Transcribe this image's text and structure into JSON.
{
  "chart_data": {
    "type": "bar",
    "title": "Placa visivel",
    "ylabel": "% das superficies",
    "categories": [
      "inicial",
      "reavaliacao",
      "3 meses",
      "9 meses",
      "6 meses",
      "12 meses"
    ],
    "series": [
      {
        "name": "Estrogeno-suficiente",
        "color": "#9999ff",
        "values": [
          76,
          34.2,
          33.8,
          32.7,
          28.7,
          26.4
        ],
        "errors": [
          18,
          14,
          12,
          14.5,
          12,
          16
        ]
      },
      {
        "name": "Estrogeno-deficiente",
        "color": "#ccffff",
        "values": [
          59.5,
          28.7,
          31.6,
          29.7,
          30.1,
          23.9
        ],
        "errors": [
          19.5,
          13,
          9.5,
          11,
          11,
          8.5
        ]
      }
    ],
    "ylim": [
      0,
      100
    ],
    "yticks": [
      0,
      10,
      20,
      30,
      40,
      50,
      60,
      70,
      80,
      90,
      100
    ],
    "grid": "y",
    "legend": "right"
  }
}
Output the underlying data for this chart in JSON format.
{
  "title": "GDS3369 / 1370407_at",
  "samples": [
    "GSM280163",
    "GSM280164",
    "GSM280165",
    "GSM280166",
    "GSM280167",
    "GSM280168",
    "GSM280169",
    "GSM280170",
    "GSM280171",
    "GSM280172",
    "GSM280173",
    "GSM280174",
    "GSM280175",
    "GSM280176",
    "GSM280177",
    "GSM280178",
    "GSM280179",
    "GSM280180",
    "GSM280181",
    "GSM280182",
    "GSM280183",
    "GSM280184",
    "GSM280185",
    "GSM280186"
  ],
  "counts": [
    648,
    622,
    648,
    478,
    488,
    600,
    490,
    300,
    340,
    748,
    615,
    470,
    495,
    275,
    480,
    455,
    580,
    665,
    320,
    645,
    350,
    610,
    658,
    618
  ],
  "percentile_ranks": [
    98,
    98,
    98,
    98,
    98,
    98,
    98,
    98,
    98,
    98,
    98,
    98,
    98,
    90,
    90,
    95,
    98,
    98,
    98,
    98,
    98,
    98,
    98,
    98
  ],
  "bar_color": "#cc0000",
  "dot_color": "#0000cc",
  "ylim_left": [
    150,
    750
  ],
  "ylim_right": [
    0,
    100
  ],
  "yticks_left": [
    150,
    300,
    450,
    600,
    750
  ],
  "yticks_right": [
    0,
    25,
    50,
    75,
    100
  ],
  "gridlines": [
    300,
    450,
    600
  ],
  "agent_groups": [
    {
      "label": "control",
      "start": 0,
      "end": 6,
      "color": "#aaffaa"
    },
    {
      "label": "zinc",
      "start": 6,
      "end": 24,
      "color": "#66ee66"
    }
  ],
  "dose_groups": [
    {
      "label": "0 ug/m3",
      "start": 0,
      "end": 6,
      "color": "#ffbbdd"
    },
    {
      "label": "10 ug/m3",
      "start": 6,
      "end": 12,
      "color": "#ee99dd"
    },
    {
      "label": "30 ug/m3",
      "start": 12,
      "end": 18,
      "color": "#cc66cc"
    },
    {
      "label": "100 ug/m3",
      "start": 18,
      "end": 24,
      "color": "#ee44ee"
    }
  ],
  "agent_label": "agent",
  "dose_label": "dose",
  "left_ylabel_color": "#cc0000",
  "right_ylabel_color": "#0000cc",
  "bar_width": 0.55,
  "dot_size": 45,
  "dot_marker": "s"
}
::::::::
» SET TASK:
Every entry above needs to be quoted exactly.

» SOLUTION FOR THIS TASK:
Transcribe this image's text and structure into JSON.
{
  "chart_data": {
    "type": "bar",
    "title": "Placa visivel",
    "ylabel": "% das superficies",
    "categories": [
      "inicial",
      "reavaliacao",
      "3 meses",
      "9 meses",
      "6 meses",
      "12 meses"
    ],
    "series": [
      {
        "name": "Estrogeno-suficiente",
        "color": "#9999ff",
        "values": [
          76,
          34.2,
          33.8,
          32.7,
          28.7,
          26.4
        ],
        "errors": [
          18,
          14,
          12,
          14.5,
          12,
          16
        ]
      },
      {
        "name": "Estrogeno-deficiente",
        "color": "#ccffff",
        "values": [
          59.5,
          28.7,
          31.6,
          29.7,
          30.1,
          23.9
        ],
        "errors": [
          19.5,
          13,
          9.5,
          11,
          11,
          8.5
        ]
      }
    ],
    "ylim": [
      0,
      100
    ],
    "yticks": [
      0,
      10,
      20,
      30,
      40,
      50,
      60,
      70,
      80,
      90,
      100
    ],
    "grid": "y",
    "legend": "right"
  }
}
Output the underlying data for this chart in JSON format.
{
  "title": "GDS3369 / 1370407_at",
  "samples": [
    "GSM280163",
    "GSM280164",
    "GSM280165",
    "GSM280166",
    "GSM280167",
    "GSM280168",
    "GSM280169",
    "GSM280170",
    "GSM280171",
    "GSM280172",
    "GSM280173",
    "GSM280174",
    "GSM280175",
    "GSM280176",
    "GSM280177",
    "GSM280178",
    "GSM280179",
    "GSM280180",
    "GSM280181",
    "GSM280182",
    "GSM280183",
    "GSM280184",
    "GSM280185",
    "GSM280186"
  ],
  "counts": [
    648,
    622,
    648,
    478,
    488,
    600,
    490,
    300,
    340,
    748,
    615,
    470,
    495,
    275,
    480,
    455,
    580,
    665,
    320,
    645,
    350,
    610,
    658,
    618
  ],
  "percentile_ranks": [
    98,
    98,
    98,
    98,
    98,
    98,
    98,
    98,
    98,
    98,
    98,
    98,
    98,
    90,
    90,
    95,
    98,
    98,
    98,
    98,
    98,
    98,
    98,
    98
  ],
  "bar_color": "#cc0000",
  "dot_color": "#0000cc",
  "ylim_left": [
    150,
    750
  ],
  "ylim_right": [
    0,
    100
  ],
  "yticks_left": [
    150,
    300,
    450,
    600,
    750
  ],
  "yticks_right": [
    0,
    25,
    50,
    75,
    100
  ],
  "gridlines": [
    300,
    450,
    600
  ],
  "agent_groups": [
    {
      "label": "control",
      "start": 0,
      "end": 6,
      "color": "#aaffaa"
    },
    {
      "label": "zinc",
      "start": 6,
      "end": 24,
      "color": "#66ee66"
    }
  ],
  "dose_groups": [
    {
      "label": "0 ug/m3",
      "start": 0,
      "end": 6,
      "color": "#ffbbdd"
    },
    {
      "label": "10 ug/m3",
      "start": 6,
      "end": 12,
      "color": "#ee99dd"
    },
    {
      "label": "30 ug/m3",
      "start": 12,
      "end": 18,
      "color": "#cc66cc"
    },
    {
      "label": "100 ug/m3",
      "start": 18,
      "end": 24,
      "color": "#ee44ee"
    }
  ],
  "agent_label": "agent",
  "dose_label": "dose",
  "left_ylabel_color": "#cc0000",
  "right_ylabel_color": "#0000cc",
  "bar_width": 0.55,
  "dot_size": 45,
  "dot_marker": "s"
}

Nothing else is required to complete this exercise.